What is required.
Quote the entries word for word. Omit the pictures.

Record excerpts.
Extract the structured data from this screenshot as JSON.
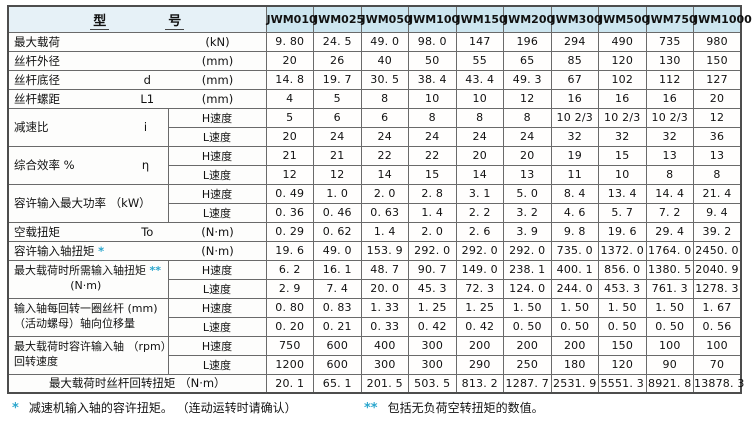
{
  "colors": {
    "header_bg": "#cde6f0",
    "header_label_bg": "#e6f1f7",
    "asterisk_accent": "#2ba6cd",
    "border": "#6a6a6a"
  },
  "labels": {
    "h_speed": "H速度",
    "l_speed": "L速度"
  },
  "header": {
    "model_char_1": "型",
    "model_char_2": "号",
    "models": [
      "JWM010",
      "JWM025",
      "JWM050",
      "JWM100",
      "JWM150",
      "JWM200",
      "JWM300",
      "JWM500",
      "JWM750",
      "JWM1000"
    ]
  },
  "rows": {
    "max_load": {
      "name": "最大载荷",
      "unit": "(kN)",
      "values": [
        "9. 80",
        "24. 5",
        "49. 0",
        "98. 0",
        "147",
        "196",
        "294",
        "490",
        "735",
        "980"
      ]
    },
    "screw_od": {
      "name": "丝杆外径",
      "unit": "(mm)",
      "values": [
        "20",
        "26",
        "40",
        "50",
        "55",
        "65",
        "85",
        "120",
        "130",
        "150"
      ]
    },
    "screw_root": {
      "name": "丝杆底径",
      "symbol": "d",
      "unit": "(mm)",
      "values": [
        "14. 8",
        "19. 7",
        "30. 5",
        "38. 4",
        "43. 4",
        "49. 3",
        "67",
        "102",
        "112",
        "127"
      ]
    },
    "screw_pitch": {
      "name": "丝杆螺距",
      "symbol": "L1",
      "unit": "(mm)",
      "values": [
        "4",
        "5",
        "8",
        "10",
        "10",
        "12",
        "16",
        "16",
        "16",
        "20"
      ]
    },
    "ratio": {
      "name": "减速比",
      "symbol": "i",
      "h": [
        "5",
        "6",
        "6",
        "8",
        "8",
        "8",
        "10 2/3",
        "10 2/3",
        "10 2/3",
        "12"
      ],
      "l": [
        "20",
        "24",
        "24",
        "24",
        "24",
        "24",
        "32",
        "32",
        "32",
        "36"
      ]
    },
    "efficiency": {
      "name": "综合效率  %",
      "symbol": "η",
      "h": [
        "21",
        "21",
        "22",
        "22",
        "20",
        "20",
        "19",
        "15",
        "13",
        "13"
      ],
      "l": [
        "12",
        "12",
        "14",
        "15",
        "14",
        "13",
        "11",
        "10",
        "8",
        "8"
      ]
    },
    "max_power": {
      "name": "容许输入最大功率 （kW）",
      "h": [
        "0. 49",
        "1. 0",
        "2. 0",
        "2. 8",
        "3. 1",
        "5. 0",
        "8. 4",
        "13. 4",
        "14. 4",
        "21. 4"
      ],
      "l": [
        "0. 36",
        "0. 46",
        "0. 63",
        "1. 4",
        "2. 2",
        "3. 2",
        "4. 6",
        "5. 7",
        "7. 2",
        "9. 4"
      ]
    },
    "no_load_torque": {
      "name": "空载扭矩",
      "symbol": "To",
      "unit": "(N·m)",
      "values": [
        "0. 29",
        "0. 62",
        "1. 4",
        "2. 0",
        "2. 6",
        "3. 9",
        "9. 8",
        "19. 6",
        "29. 4",
        "39. 2"
      ]
    },
    "perm_input_torque": {
      "name": "容许输入轴扭矩",
      "mark": "*",
      "unit": "(N·m)",
      "values": [
        "19. 6",
        "49. 0",
        "153. 9",
        "292. 0",
        "292. 0",
        "292. 0",
        "735. 0",
        "1372. 0",
        "1764. 0",
        "2450. 0"
      ]
    },
    "req_torque": {
      "name": "最大载荷时所需输入轴扭矩",
      "mark": "**",
      "unit": "(N·m)",
      "h": [
        "6. 2",
        "16. 1",
        "48. 7",
        "90. 7",
        "149. 0",
        "238. 1",
        "400. 1",
        "856. 0",
        "1380. 5",
        "2040. 9"
      ],
      "l": [
        "2. 9",
        "7. 4",
        "20. 0",
        "45. 3",
        "72. 3",
        "124. 0",
        "244. 0",
        "453. 3",
        "761. 3",
        "1278. 3"
      ]
    },
    "displacement": {
      "line1": "输入轴每回转一圈丝杆  (mm)",
      "line2": "（活动螺母）轴向位移量",
      "h": [
        "0. 80",
        "0. 83",
        "1. 33",
        "1. 25",
        "1. 25",
        "1. 50",
        "1. 50",
        "1. 50",
        "1. 50",
        "1. 67"
      ],
      "l": [
        "0. 20",
        "0. 21",
        "0. 33",
        "0. 42",
        "0. 42",
        "0. 50",
        "0. 50",
        "0. 50",
        "0. 50",
        "0. 56"
      ]
    },
    "rpm": {
      "line1": "最大载荷时容许输入轴 （rpm）",
      "line2": "回转速度",
      "h": [
        "750",
        "600",
        "400",
        "300",
        "200",
        "200",
        "200",
        "150",
        "100",
        "100"
      ],
      "l": [
        "1200",
        "600",
        "300",
        "300",
        "290",
        "250",
        "180",
        "120",
        "90",
        "70"
      ]
    },
    "screw_torque": {
      "name": "最大载荷时丝杆回转扭矩 （N·m）",
      "values": [
        "20. 1",
        "65. 1",
        "201. 5",
        "503. 5",
        "813. 2",
        "1287. 7",
        "2531. 9",
        "5551. 3",
        "8921. 8",
        "13878. 3"
      ]
    }
  },
  "footnotes": {
    "f1_mark": "*",
    "f1_text": "减速机输入轴的容许扭矩。 （连动运转时请确认）",
    "f2_mark": "**",
    "f2_text": "包括无负荷空转扭矩的数值。"
  }
}
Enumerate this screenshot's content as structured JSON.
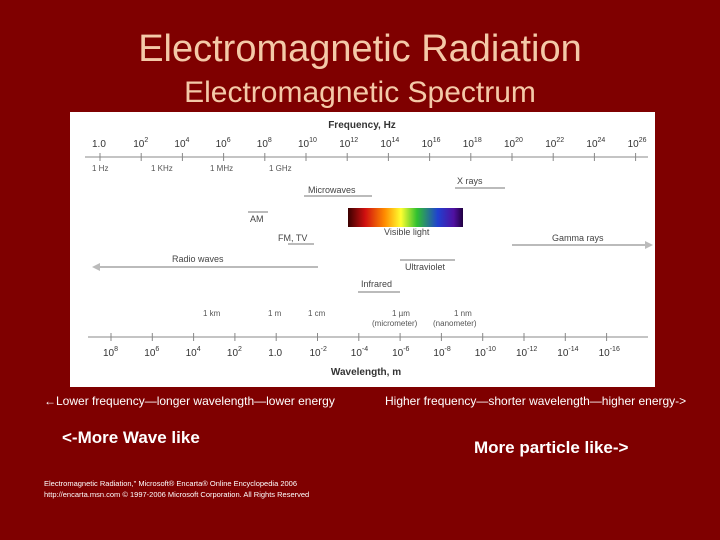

Output of the exercise.
Extract the structured data from this screenshot as JSON.
{
  "colors": {
    "header_bg": "#cde6f0",
    "header_label_bg": "#e6f1f7",
    "asterisk_accent": "#2ba6cd",
    "border": "#6a6a6a"
  },
  "labels": {
    "h_speed": "H速度",
    "l_speed": "L速度"
  },
  "header": {
    "model_char_1": "型",
    "model_char_2": "号",
    "models": [
      "JWM010",
      "JWM025",
      "JWM050",
      "JWM100",
      "JWM150",
      "JWM200",
      "JWM300",
      "JWM500",
      "JWM750",
      "JWM1000"
    ]
  },
  "rows": {
    "max_load": {
      "name": "最大载荷",
      "unit": "(kN)",
      "values": [
        "9. 80",
        "24. 5",
        "49. 0",
        "98. 0",
        "147",
        "196",
        "294",
        "490",
        "735",
        "980"
      ]
    },
    "screw_od": {
      "name": "丝杆外径",
      "unit": "(mm)",
      "values": [
        "20",
        "26",
        "40",
        "50",
        "55",
        "65",
        "85",
        "120",
        "130",
        "150"
      ]
    },
    "screw_root": {
      "name": "丝杆底径",
      "symbol": "d",
      "unit": "(mm)",
      "values": [
        "14. 8",
        "19. 7",
        "30. 5",
        "38. 4",
        "43. 4",
        "49. 3",
        "67",
        "102",
        "112",
        "127"
      ]
    },
    "screw_pitch": {
      "name": "丝杆螺距",
      "symbol": "L1",
      "unit": "(mm)",
      "values": [
        "4",
        "5",
        "8",
        "10",
        "10",
        "12",
        "16",
        "16",
        "16",
        "20"
      ]
    },
    "ratio": {
      "name": "减速比",
      "symbol": "i",
      "h": [
        "5",
        "6",
        "6",
        "8",
        "8",
        "8",
        "10 2/3",
        "10 2/3",
        "10 2/3",
        "12"
      ],
      "l": [
        "20",
        "24",
        "24",
        "24",
        "24",
        "24",
        "32",
        "32",
        "32",
        "36"
      ]
    },
    "efficiency": {
      "name": "综合效率  %",
      "symbol": "η",
      "h": [
        "21",
        "21",
        "22",
        "22",
        "20",
        "20",
        "19",
        "15",
        "13",
        "13"
      ],
      "l": [
        "12",
        "12",
        "14",
        "15",
        "14",
        "13",
        "11",
        "10",
        "8",
        "8"
      ]
    },
    "max_power": {
      "name": "容许输入最大功率 （kW）",
      "h": [
        "0. 49",
        "1. 0",
        "2. 0",
        "2. 8",
        "3. 1",
        "5. 0",
        "8. 4",
        "13. 4",
        "14. 4",
        "21. 4"
      ],
      "l": [
        "0. 36",
        "0. 46",
        "0. 63",
        "1. 4",
        "2. 2",
        "3. 2",
        "4. 6",
        "5. 7",
        "7. 2",
        "9. 4"
      ]
    },
    "no_load_torque": {
      "name": "空载扭矩",
      "symbol": "To",
      "unit": "(N·m)",
      "values": [
        "0. 29",
        "0. 62",
        "1. 4",
        "2. 0",
        "2. 6",
        "3. 9",
        "9. 8",
        "19. 6",
        "29. 4",
        "39. 2"
      ]
    },
    "perm_input_torque": {
      "name": "容许输入轴扭矩",
      "mark": "*",
      "unit": "(N·m)",
      "values": [
        "19. 6",
        "49. 0",
        "153. 9",
        "292. 0",
        "292. 0",
        "292. 0",
        "735. 0",
        "1372. 0",
        "1764. 0",
        "2450. 0"
      ]
    },
    "req_torque": {
      "name": "最大载荷时所需输入轴扭矩",
      "mark": "**",
      "unit": "(N·m)",
      "h": [
        "6. 2",
        "16. 1",
        "48. 7",
        "90. 7",
        "149. 0",
        "238. 1",
        "400. 1",
        "856. 0",
        "1380. 5",
        "2040. 9"
      ],
      "l": [
        "2. 9",
        "7. 4",
        "20. 0",
        "45. 3",
        "72. 3",
        "124. 0",
        "244. 0",
        "453. 3",
        "761. 3",
        "1278. 3"
      ]
    },
    "displacement": {
      "line1": "输入轴每回转一圈丝杆  (mm)",
      "line2": "（活动螺母）轴向位移量",
      "h": [
        "0. 80",
        "0. 83",
        "1. 33",
        "1. 25",
        "1. 25",
        "1. 50",
        "1. 50",
        "1. 50",
        "1. 50",
        "1. 67"
      ],
      "l": [
        "0. 20",
        "0. 21",
        "0. 33",
        "0. 42",
        "0. 42",
        "0. 50",
        "0. 50",
        "0. 50",
        "0. 50",
        "0. 56"
      ]
    },
    "rpm": {
      "line1": "最大载荷时容许输入轴 （rpm）",
      "line2": "回转速度",
      "h": [
        "750",
        "600",
        "400",
        "300",
        "200",
        "200",
        "200",
        "150",
        "100",
        "100"
      ],
      "l": [
        "1200",
        "600",
        "300",
        "300",
        "290",
        "250",
        "180",
        "120",
        "90",
        "70"
      ]
    },
    "screw_torque": {
      "name": "最大载荷时丝杆回转扭矩 （N·m）",
      "values": [
        "20. 1",
        "65. 1",
        "201. 5",
        "503. 5",
        "813. 2",
        "1287. 7",
        "2531. 9",
        "5551. 3",
        "8921. 8",
        "13878. 3"
      ]
    }
  },
  "footnotes": {
    "f1_mark": "*",
    "f1_text": "减速机输入轴的容许扭矩。 （连动运转时请确认）",
    "f2_mark": "**",
    "f2_text": "包括无负荷空转扭矩的数值。"
  }
}
Enumerate this screenshot's content as structured JSON.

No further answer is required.